#### Dataset records on visual material
+ + + + + + +

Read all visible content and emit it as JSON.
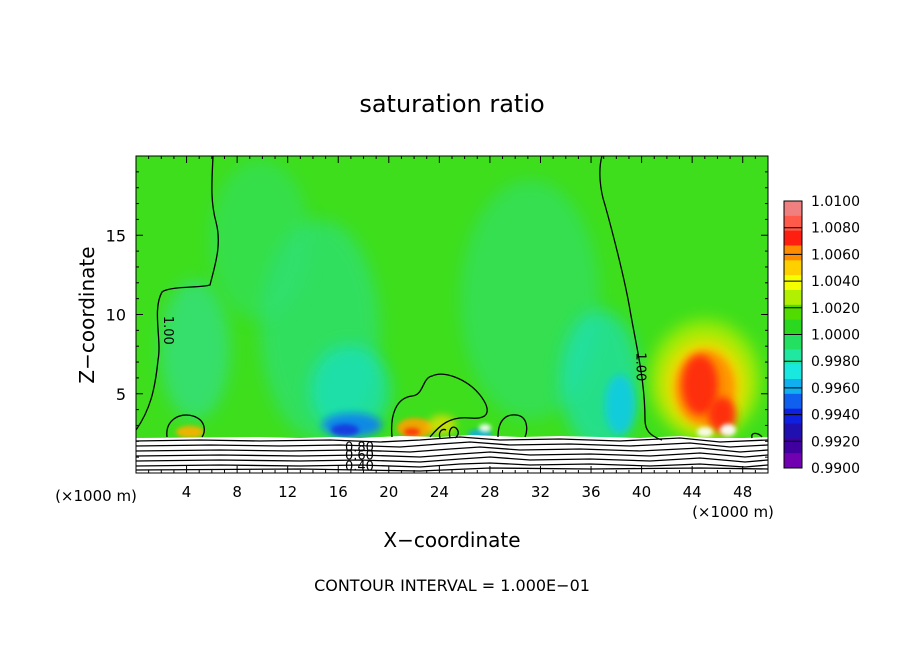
{
  "chart_data": {
    "type": "heatmap",
    "title": "saturation ratio",
    "xlabel": "X−coordinate",
    "ylabel": "Z−coordinate",
    "x_unit_left": "(×1000 m)",
    "x_unit_right": "(×1000 m)",
    "footer": "CONTOUR INTERVAL = 1.000E−01",
    "xlim": [
      0,
      50
    ],
    "ylim": [
      0,
      20
    ],
    "x_ticks": [
      4,
      8,
      12,
      16,
      20,
      24,
      28,
      32,
      36,
      40,
      44,
      48
    ],
    "y_ticks": [
      5,
      10,
      15
    ],
    "colorbar": {
      "min": 0.99,
      "max": 1.01,
      "labels": [
        "1.0100",
        "1.0080",
        "1.0060",
        "1.0040",
        "1.0020",
        "1.0000",
        "0.9980",
        "0.9960",
        "0.9940",
        "0.9920",
        "0.9900"
      ],
      "colors": [
        "#f08080",
        "#ff5a4a",
        "#ff1f10",
        "#ff8c00",
        "#ffd000",
        "#f5ff00",
        "#b0f000",
        "#50dc00",
        "#2ad820",
        "#24e060",
        "#20e8a0",
        "#18e8e0",
        "#10b0f0",
        "#1060f0",
        "#1020e0",
        "#2010b0",
        "#4000a0",
        "#7000b0"
      ]
    },
    "contour_labels": [
      {
        "text": "1.00",
        "x": 2.2,
        "y": 9.0
      },
      {
        "text": "1.00",
        "x": 39.6,
        "y": 6.7
      },
      {
        "text": "0.80",
        "x": 17.2,
        "y": 1.6
      },
      {
        "text": "0.60",
        "x": 17.2,
        "y": 1.1
      },
      {
        "text": "0.40",
        "x": 17.2,
        "y": 0.4
      }
    ]
  }
}
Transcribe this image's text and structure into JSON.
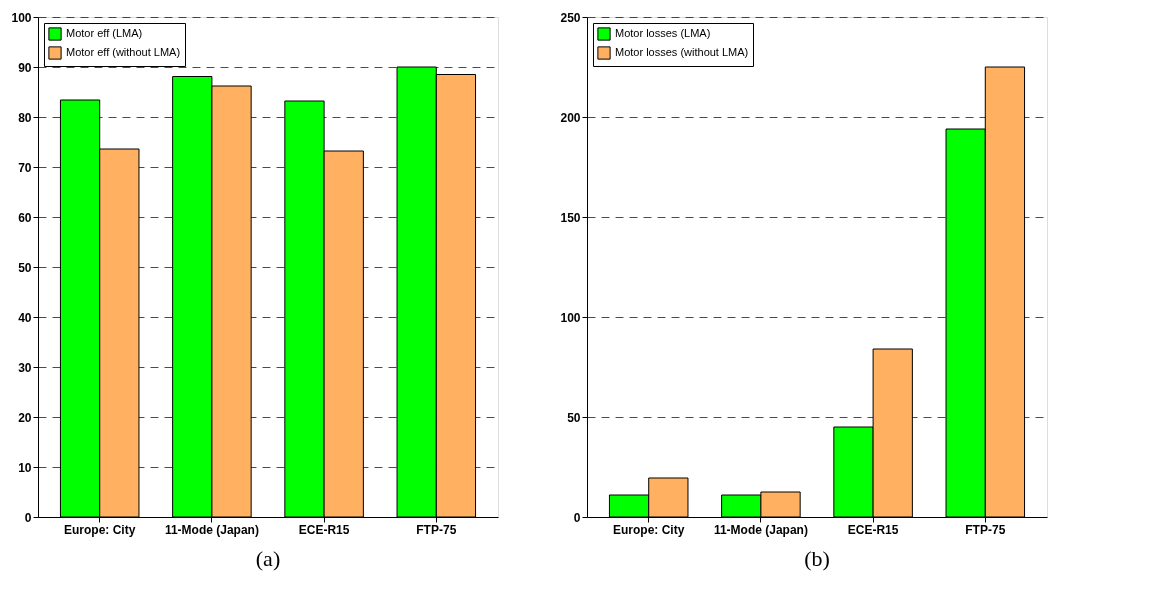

+ + + + + + +

#### Prompt
Do not include the images; transcribe the rest of the listing exactly.

#### Problem solution
Read all visible content and emit it as JSON.
{
  "chart_data": {
    "type": "heatmap",
    "title": "saturation ratio",
    "xlabel": "X−coordinate",
    "ylabel": "Z−coordinate",
    "x_unit_left": "(×1000 m)",
    "x_unit_right": "(×1000 m)",
    "footer": "CONTOUR INTERVAL = 1.000E−01",
    "xlim": [
      0,
      50
    ],
    "ylim": [
      0,
      20
    ],
    "x_ticks": [
      4,
      8,
      12,
      16,
      20,
      24,
      28,
      32,
      36,
      40,
      44,
      48
    ],
    "y_ticks": [
      5,
      10,
      15
    ],
    "colorbar": {
      "min": 0.99,
      "max": 1.01,
      "labels": [
        "1.0100",
        "1.0080",
        "1.0060",
        "1.0040",
        "1.0020",
        "1.0000",
        "0.9980",
        "0.9960",
        "0.9940",
        "0.9920",
        "0.9900"
      ],
      "colors": [
        "#f08080",
        "#ff5a4a",
        "#ff1f10",
        "#ff8c00",
        "#ffd000",
        "#f5ff00",
        "#b0f000",
        "#50dc00",
        "#2ad820",
        "#24e060",
        "#20e8a0",
        "#18e8e0",
        "#10b0f0",
        "#1060f0",
        "#1020e0",
        "#2010b0",
        "#4000a0",
        "#7000b0"
      ]
    },
    "contour_labels": [
      {
        "text": "1.00",
        "x": 2.2,
        "y": 9.0
      },
      {
        "text": "1.00",
        "x": 39.6,
        "y": 6.7
      },
      {
        "text": "0.80",
        "x": 17.2,
        "y": 1.6
      },
      {
        "text": "0.60",
        "x": 17.2,
        "y": 1.1
      },
      {
        "text": "0.40",
        "x": 17.2,
        "y": 0.4
      }
    ]
  }
}
Transcribe this image's text and structure into JSON.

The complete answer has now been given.